> [TASK DESCRIPTION]: Give back a single number, the count of lines containing the word "извещения".

— BEGIN RECORDS FOR THIS EXERCISE —

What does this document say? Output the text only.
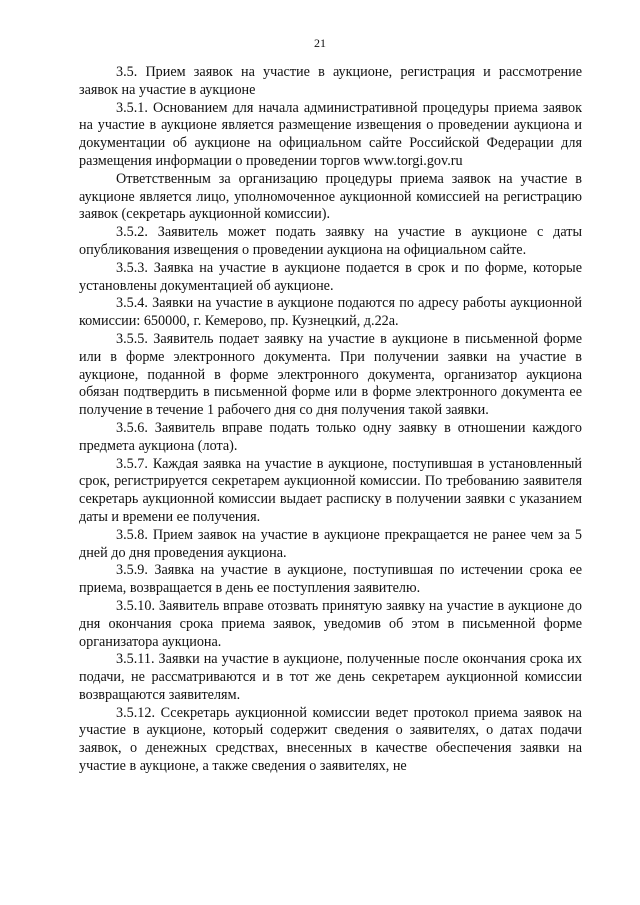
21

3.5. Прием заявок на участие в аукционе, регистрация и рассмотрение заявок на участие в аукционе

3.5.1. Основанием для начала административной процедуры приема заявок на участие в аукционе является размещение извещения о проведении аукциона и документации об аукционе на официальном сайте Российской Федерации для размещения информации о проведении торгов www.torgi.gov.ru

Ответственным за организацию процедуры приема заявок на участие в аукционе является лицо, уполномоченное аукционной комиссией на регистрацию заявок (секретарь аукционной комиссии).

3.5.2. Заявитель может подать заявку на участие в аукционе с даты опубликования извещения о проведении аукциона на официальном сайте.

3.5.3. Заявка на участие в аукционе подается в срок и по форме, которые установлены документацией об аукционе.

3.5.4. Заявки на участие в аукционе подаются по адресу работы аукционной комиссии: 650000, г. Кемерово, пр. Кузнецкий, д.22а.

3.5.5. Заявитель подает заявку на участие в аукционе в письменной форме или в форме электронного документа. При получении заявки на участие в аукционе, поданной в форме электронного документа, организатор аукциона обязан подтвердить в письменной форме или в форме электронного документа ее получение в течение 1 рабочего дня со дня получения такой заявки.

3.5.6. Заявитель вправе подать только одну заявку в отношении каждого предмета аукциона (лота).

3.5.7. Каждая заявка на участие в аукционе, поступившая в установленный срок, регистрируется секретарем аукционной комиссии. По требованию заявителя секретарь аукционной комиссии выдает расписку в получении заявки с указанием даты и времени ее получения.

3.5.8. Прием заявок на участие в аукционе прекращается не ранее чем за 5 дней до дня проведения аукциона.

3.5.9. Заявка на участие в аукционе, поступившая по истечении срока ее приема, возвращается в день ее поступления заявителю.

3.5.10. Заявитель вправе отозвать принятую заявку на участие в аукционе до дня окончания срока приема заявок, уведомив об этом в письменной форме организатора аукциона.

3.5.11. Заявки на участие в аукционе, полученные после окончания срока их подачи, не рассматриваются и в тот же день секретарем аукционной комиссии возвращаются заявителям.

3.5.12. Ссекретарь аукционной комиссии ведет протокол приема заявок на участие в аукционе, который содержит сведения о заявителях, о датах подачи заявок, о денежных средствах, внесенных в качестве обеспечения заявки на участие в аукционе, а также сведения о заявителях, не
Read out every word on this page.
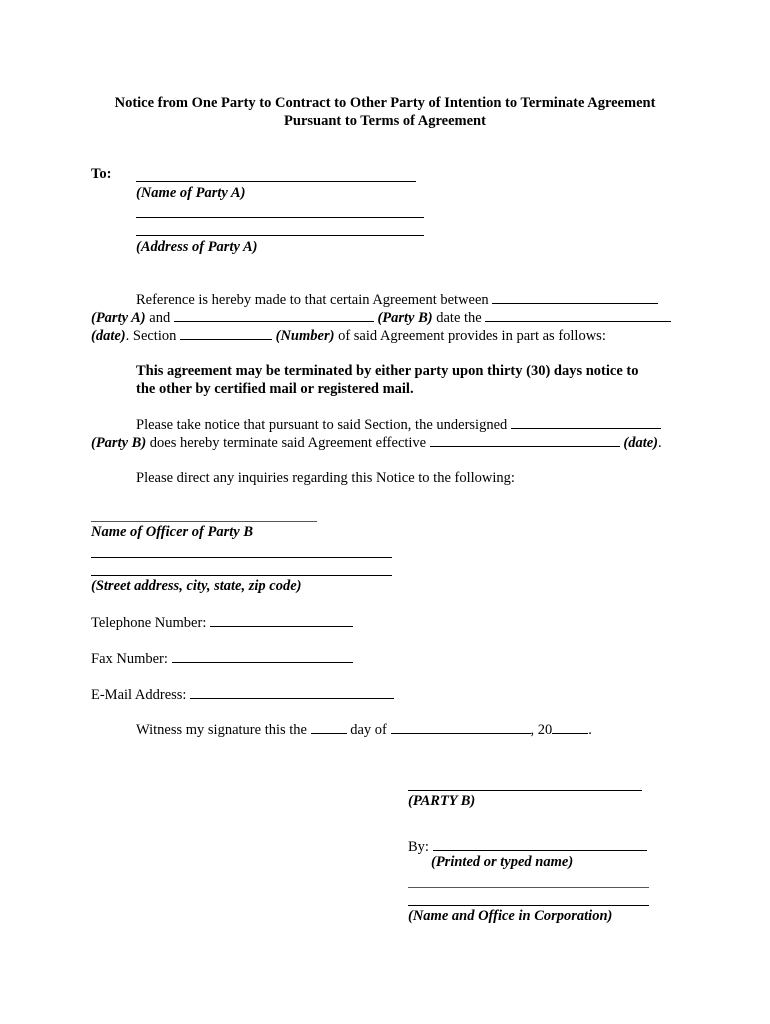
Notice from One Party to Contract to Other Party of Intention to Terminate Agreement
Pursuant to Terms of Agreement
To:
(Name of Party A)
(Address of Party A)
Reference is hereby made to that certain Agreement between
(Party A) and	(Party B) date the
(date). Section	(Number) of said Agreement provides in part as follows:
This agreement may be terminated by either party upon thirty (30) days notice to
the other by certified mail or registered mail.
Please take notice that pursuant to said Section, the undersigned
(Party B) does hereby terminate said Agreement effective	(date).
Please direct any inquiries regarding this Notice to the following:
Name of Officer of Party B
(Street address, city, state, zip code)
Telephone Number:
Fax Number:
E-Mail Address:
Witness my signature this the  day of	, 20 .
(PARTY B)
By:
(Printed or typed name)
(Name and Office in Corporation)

— END RECORDS FOR THIS EXERCISE —

> [ANSWER IN FULL]: 2